- Required task:
All of the entries must be reproduced exactly, with no images carried over.

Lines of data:

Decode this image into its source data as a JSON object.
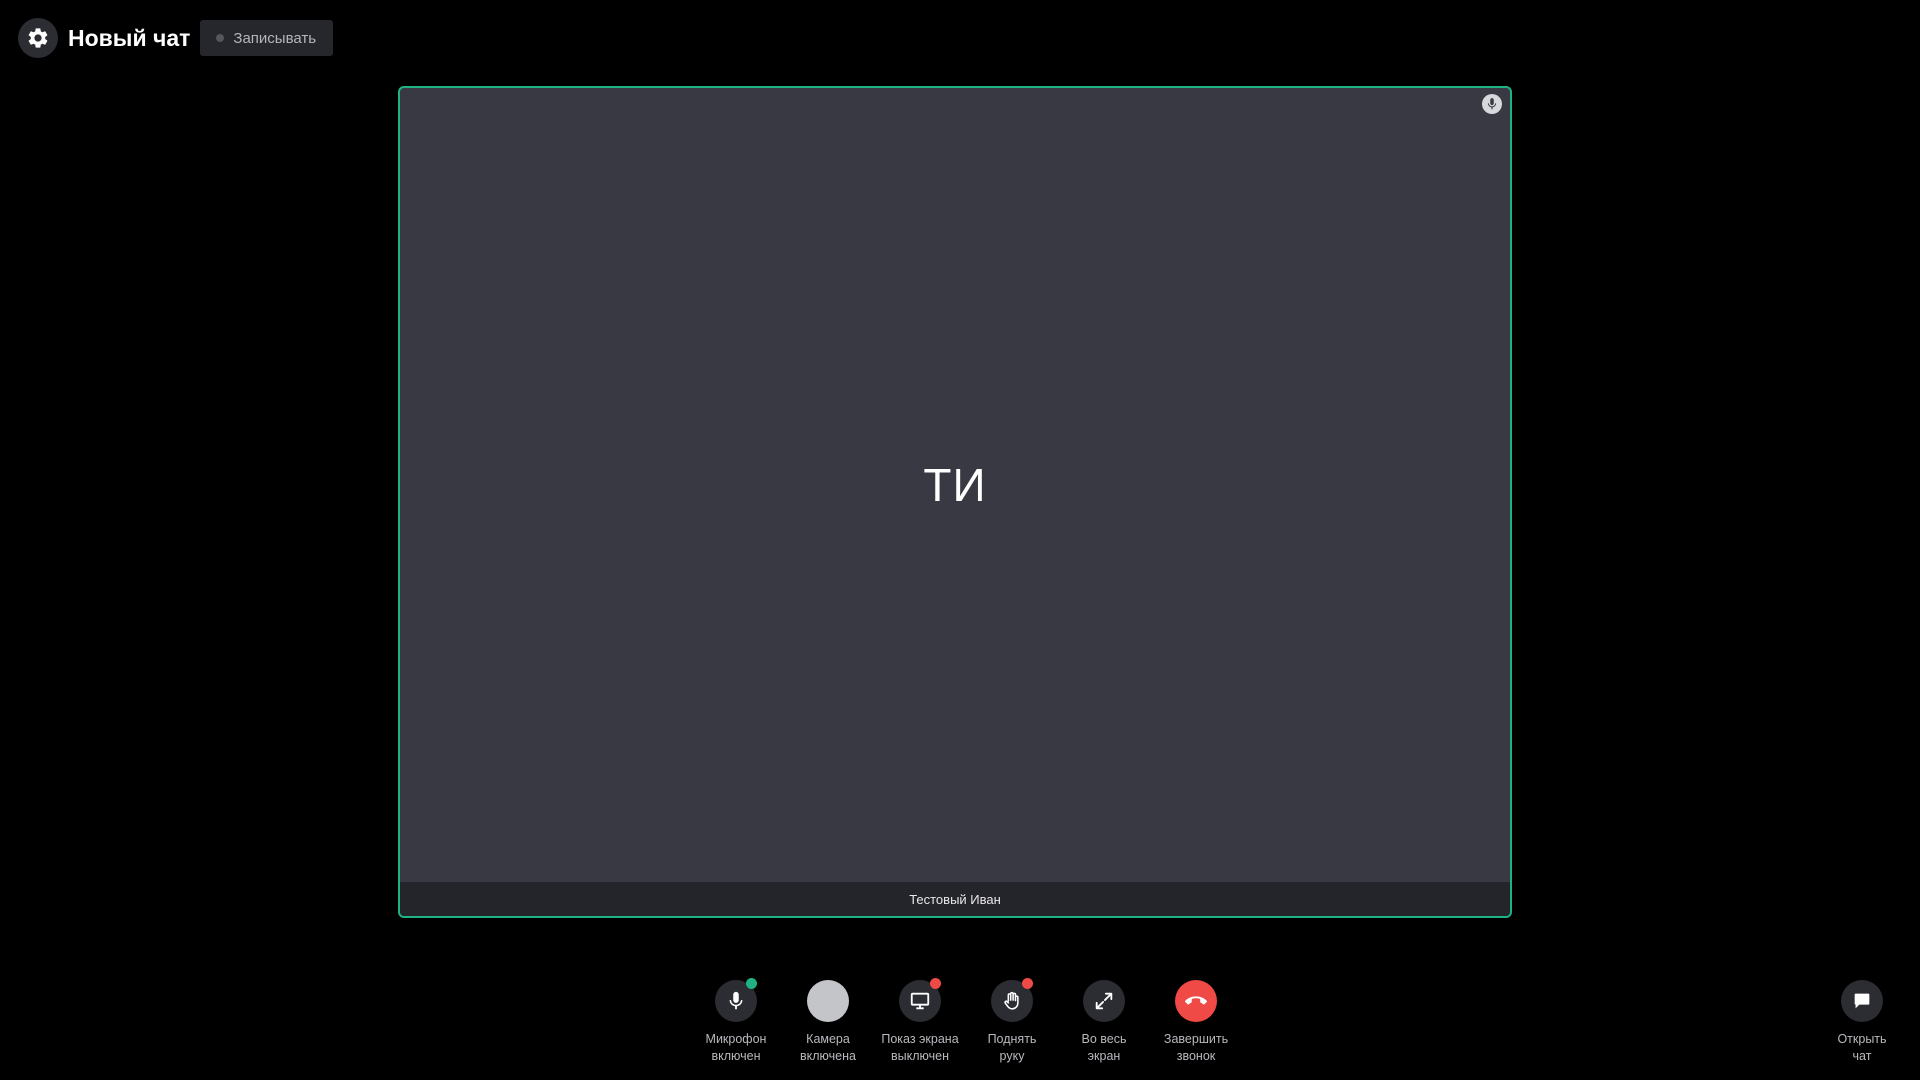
{
  "header": {
    "settings_icon": "gear-icon",
    "title": "Новый чат",
    "record_label": "Записывать"
  },
  "tile": {
    "initials": "ТИ",
    "name": "Тестовый Иван",
    "border_color": "#1fb383",
    "mic_icon": "microphone-icon"
  },
  "controls": {
    "mic": {
      "line1": "Микрофон",
      "line2": "включен",
      "icon": "microphone-icon",
      "indicator_color": "#1fb383"
    },
    "camera": {
      "line1": "Камера",
      "line2": "включена",
      "icon": "camera-icon"
    },
    "screen": {
      "line1": "Показ экрана",
      "line2": "выключен",
      "icon": "monitor-icon",
      "indicator_color": "#f04a46"
    },
    "hand": {
      "line1": "Поднять",
      "line2": "руку",
      "icon": "hand-icon",
      "indicator_color": "#f04a46"
    },
    "fullscreen": {
      "line1": "Во весь",
      "line2": "экран",
      "icon": "expand-icon"
    },
    "end_call": {
      "line1": "Завершить",
      "line2": "звонок",
      "icon": "phone-hangup-icon",
      "color": "#f04a46"
    }
  },
  "open_chat": {
    "line1": "Открыть",
    "line2": "чат",
    "icon": "chat-bubble-icon"
  }
}
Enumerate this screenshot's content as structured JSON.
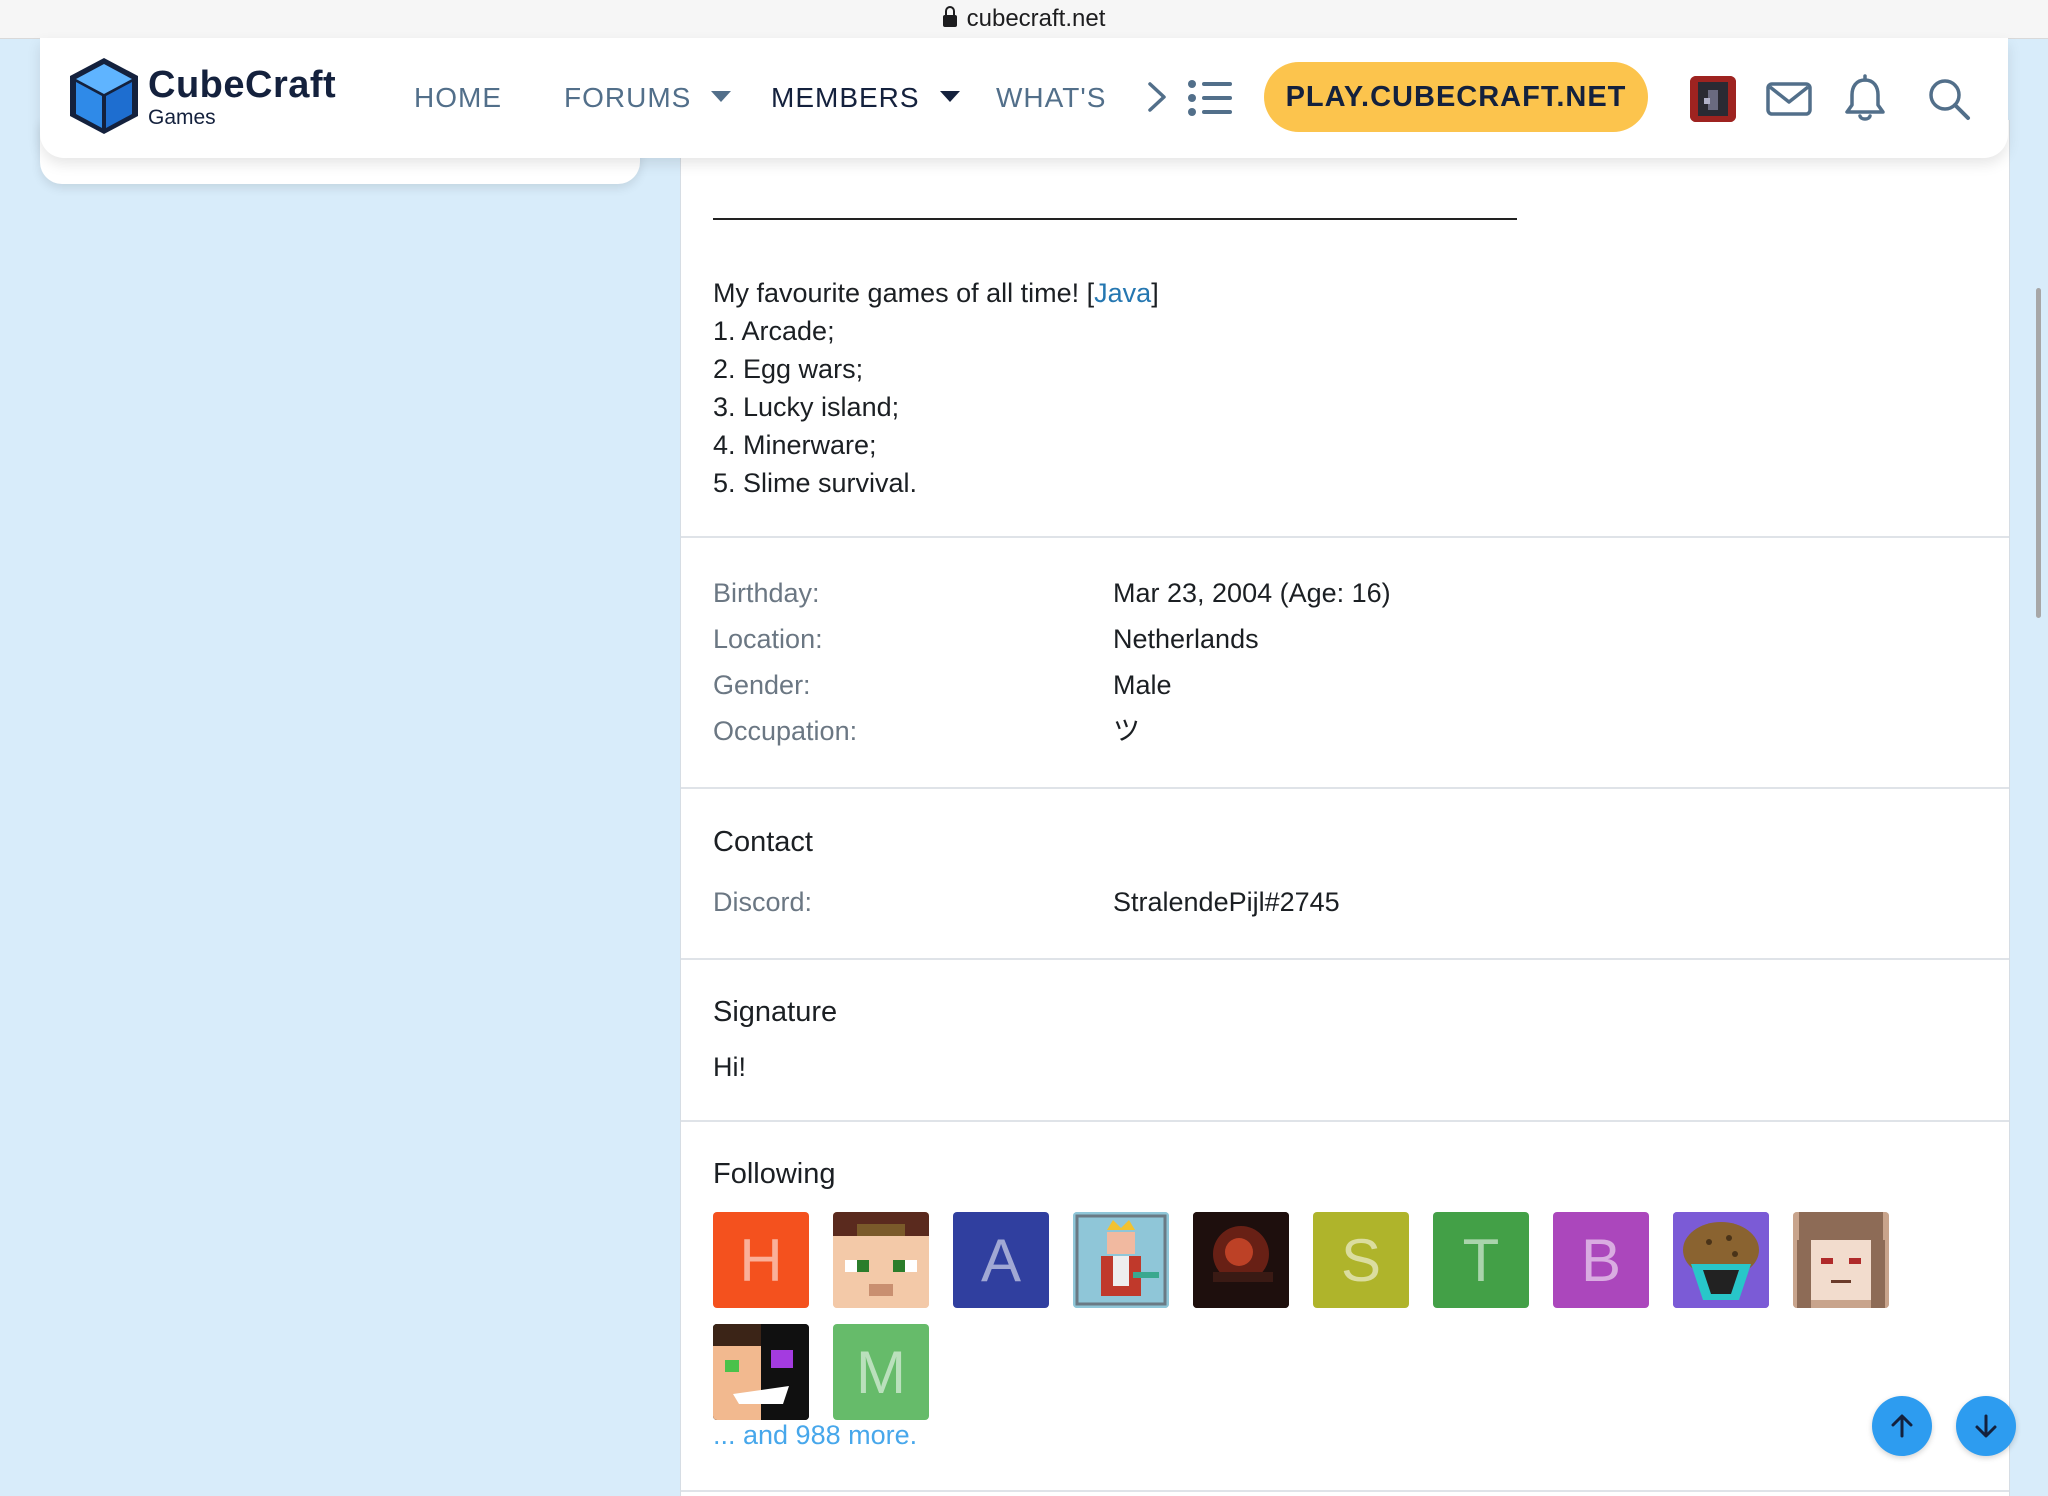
{
  "browser": {
    "url": "cubecraft.net"
  },
  "header": {
    "logo_name": "CubeCraft",
    "logo_sub": "Games",
    "nav": {
      "home": "HOME",
      "forums": "FORUMS",
      "members": "MEMBERS",
      "whats": "WHAT'S"
    },
    "play_button": "PLAY.CUBECRAFT.NET",
    "icons": [
      "chevron-right-icon",
      "list-icon",
      "mail-icon",
      "bell-icon",
      "search-icon"
    ]
  },
  "about": {
    "intro": "My favourite games of all time! [",
    "intro_link": "Java",
    "intro_end": "]",
    "games": [
      "1. Arcade;",
      "2. Egg wars;",
      "3. Lucky island;",
      "4. Minerware;",
      "5. Slime survival."
    ]
  },
  "details": [
    {
      "label": "Birthday:",
      "value": "Mar 23, 2004 (Age: 16)"
    },
    {
      "label": "Location:",
      "value": "Netherlands"
    },
    {
      "label": "Gender:",
      "value": "Male"
    },
    {
      "label": "Occupation:",
      "value": "ツ"
    }
  ],
  "contact": {
    "heading": "Contact",
    "label": "Discord:",
    "value": "StralendePijl#2745"
  },
  "signature": {
    "heading": "Signature",
    "text": "Hi!"
  },
  "following": {
    "heading": "Following",
    "avatars": [
      {
        "letter": "H",
        "color": "#f4511e"
      },
      {
        "letter": "",
        "color": "#f3c9a8"
      },
      {
        "letter": "A",
        "color": "#303f9f"
      },
      {
        "letter": "",
        "color": "#8fc6d8"
      },
      {
        "letter": "",
        "color": "#2a1512"
      },
      {
        "letter": "S",
        "color": "#afb42b"
      },
      {
        "letter": "T",
        "color": "#43a047"
      },
      {
        "letter": "B",
        "color": "#ab47bc"
      },
      {
        "letter": "",
        "color": "#7b5bd6"
      },
      {
        "letter": "",
        "color": "#c8a48c"
      },
      {
        "letter": "",
        "color": "#101010"
      },
      {
        "letter": "M",
        "color": "#66bb6a"
      }
    ],
    "more": "... and 988 more."
  }
}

- Task output:
Decode this image into its source data as a JSON object.
{
  "header": {
    "settings_icon": "gear-icon",
    "title": "Новый чат",
    "record_label": "Записывать"
  },
  "tile": {
    "initials": "ТИ",
    "name": "Тестовый Иван",
    "border_color": "#1fb383",
    "mic_icon": "microphone-icon"
  },
  "controls": {
    "mic": {
      "line1": "Микрофон",
      "line2": "включен",
      "icon": "microphone-icon",
      "indicator_color": "#1fb383"
    },
    "camera": {
      "line1": "Камера",
      "line2": "включена",
      "icon": "camera-icon"
    },
    "screen": {
      "line1": "Показ экрана",
      "line2": "выключен",
      "icon": "monitor-icon",
      "indicator_color": "#f04a46"
    },
    "hand": {
      "line1": "Поднять",
      "line2": "руку",
      "icon": "hand-icon",
      "indicator_color": "#f04a46"
    },
    "fullscreen": {
      "line1": "Во весь",
      "line2": "экран",
      "icon": "expand-icon"
    },
    "end_call": {
      "line1": "Завершить",
      "line2": "звонок",
      "icon": "phone-hangup-icon",
      "color": "#f04a46"
    }
  },
  "open_chat": {
    "line1": "Открыть",
    "line2": "чат",
    "icon": "chat-bubble-icon"
  }
}
Enumerate this screenshot's content as structured JSON.
{
  "browser": {
    "url": "cubecraft.net"
  },
  "header": {
    "logo_name": "CubeCraft",
    "logo_sub": "Games",
    "nav": {
      "home": "HOME",
      "forums": "FORUMS",
      "members": "MEMBERS",
      "whats": "WHAT'S"
    },
    "play_button": "PLAY.CUBECRAFT.NET",
    "icons": [
      "chevron-right-icon",
      "list-icon",
      "mail-icon",
      "bell-icon",
      "search-icon"
    ]
  },
  "about": {
    "intro": "My favourite games of all time! [",
    "intro_link": "Java",
    "intro_end": "]",
    "games": [
      "1. Arcade;",
      "2. Egg wars;",
      "3. Lucky island;",
      "4. Minerware;",
      "5. Slime survival."
    ]
  },
  "details": [
    {
      "label": "Birthday:",
      "value": "Mar 23, 2004 (Age: 16)"
    },
    {
      "label": "Location:",
      "value": "Netherlands"
    },
    {
      "label": "Gender:",
      "value": "Male"
    },
    {
      "label": "Occupation:",
      "value": "ツ"
    }
  ],
  "contact": {
    "heading": "Contact",
    "label": "Discord:",
    "value": "StralendePijl#2745"
  },
  "signature": {
    "heading": "Signature",
    "text": "Hi!"
  },
  "following": {
    "heading": "Following",
    "avatars": [
      {
        "letter": "H",
        "color": "#f4511e"
      },
      {
        "letter": "",
        "color": "#f3c9a8"
      },
      {
        "letter": "A",
        "color": "#303f9f"
      },
      {
        "letter": "",
        "color": "#8fc6d8"
      },
      {
        "letter": "",
        "color": "#2a1512"
      },
      {
        "letter": "S",
        "color": "#afb42b"
      },
      {
        "letter": "T",
        "color": "#43a047"
      },
      {
        "letter": "B",
        "color": "#ab47bc"
      },
      {
        "letter": "",
        "color": "#7b5bd6"
      },
      {
        "letter": "",
        "color": "#c8a48c"
      },
      {
        "letter": "",
        "color": "#101010"
      },
      {
        "letter": "M",
        "color": "#66bb6a"
      }
    ],
    "more": "... and 988 more."
  }
}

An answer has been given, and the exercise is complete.